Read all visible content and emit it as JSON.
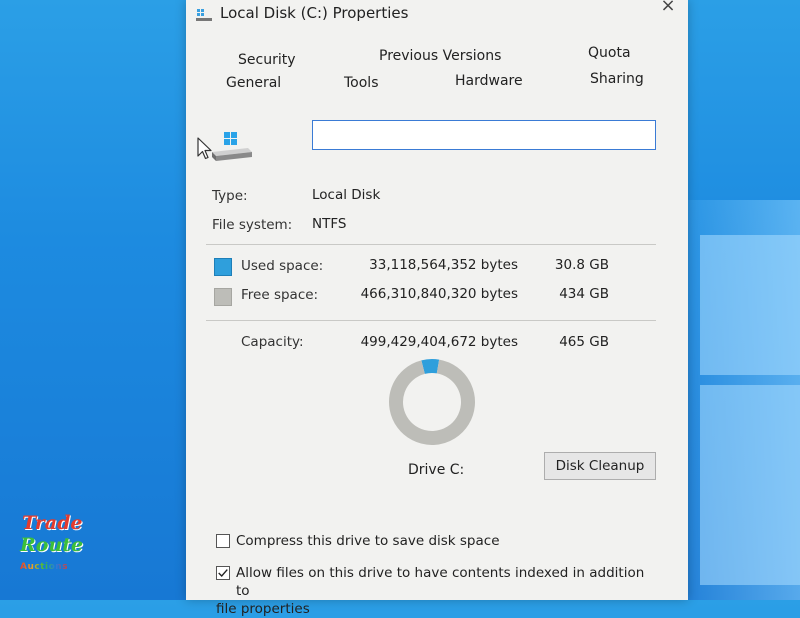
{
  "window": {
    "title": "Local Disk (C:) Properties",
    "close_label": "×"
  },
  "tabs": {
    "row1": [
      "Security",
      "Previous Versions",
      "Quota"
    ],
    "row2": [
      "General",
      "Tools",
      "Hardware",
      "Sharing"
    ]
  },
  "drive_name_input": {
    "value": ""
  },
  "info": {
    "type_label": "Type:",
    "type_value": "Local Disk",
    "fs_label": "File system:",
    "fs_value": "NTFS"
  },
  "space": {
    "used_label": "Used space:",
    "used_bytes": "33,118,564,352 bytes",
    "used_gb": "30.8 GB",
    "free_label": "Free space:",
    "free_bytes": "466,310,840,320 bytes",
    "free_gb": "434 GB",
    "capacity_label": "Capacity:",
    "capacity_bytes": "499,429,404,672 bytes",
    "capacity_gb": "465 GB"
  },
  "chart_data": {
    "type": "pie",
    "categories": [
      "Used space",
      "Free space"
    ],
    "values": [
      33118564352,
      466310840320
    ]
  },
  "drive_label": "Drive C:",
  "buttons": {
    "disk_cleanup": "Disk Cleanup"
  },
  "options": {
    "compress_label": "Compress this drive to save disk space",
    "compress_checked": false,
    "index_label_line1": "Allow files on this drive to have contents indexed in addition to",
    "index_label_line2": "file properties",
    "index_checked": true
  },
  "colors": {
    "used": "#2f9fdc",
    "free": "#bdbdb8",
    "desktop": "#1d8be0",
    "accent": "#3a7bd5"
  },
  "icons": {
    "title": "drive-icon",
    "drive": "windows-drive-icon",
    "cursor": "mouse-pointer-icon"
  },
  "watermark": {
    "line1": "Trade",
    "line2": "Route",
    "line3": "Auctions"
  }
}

• _Short task_
Copy the records above exactly. The pictures are not part of the copy.

• _Task answer_
Read all visible content and emit it as JSON.
{
  "window": {
    "title": "Local Disk (C:) Properties",
    "close_label": "×"
  },
  "tabs": {
    "row1": [
      "Security",
      "Previous Versions",
      "Quota"
    ],
    "row2": [
      "General",
      "Tools",
      "Hardware",
      "Sharing"
    ]
  },
  "drive_name_input": {
    "value": ""
  },
  "info": {
    "type_label": "Type:",
    "type_value": "Local Disk",
    "fs_label": "File system:",
    "fs_value": "NTFS"
  },
  "space": {
    "used_label": "Used space:",
    "used_bytes": "33,118,564,352 bytes",
    "used_gb": "30.8 GB",
    "free_label": "Free space:",
    "free_bytes": "466,310,840,320 bytes",
    "free_gb": "434 GB",
    "capacity_label": "Capacity:",
    "capacity_bytes": "499,429,404,672 bytes",
    "capacity_gb": "465 GB"
  },
  "chart_data": {
    "type": "pie",
    "categories": [
      "Used space",
      "Free space"
    ],
    "values": [
      33118564352,
      466310840320
    ]
  },
  "drive_label": "Drive C:",
  "buttons": {
    "disk_cleanup": "Disk Cleanup"
  },
  "options": {
    "compress_label": "Compress this drive to save disk space",
    "compress_checked": false,
    "index_label_line1": "Allow files on this drive to have contents indexed in addition to",
    "index_label_line2": "file properties",
    "index_checked": true
  },
  "colors": {
    "used": "#2f9fdc",
    "free": "#bdbdb8",
    "desktop": "#1d8be0",
    "accent": "#3a7bd5"
  },
  "icons": {
    "title": "drive-icon",
    "drive": "windows-drive-icon",
    "cursor": "mouse-pointer-icon"
  },
  "watermark": {
    "line1": "Trade",
    "line2": "Route",
    "line3": "Auctions"
  }
}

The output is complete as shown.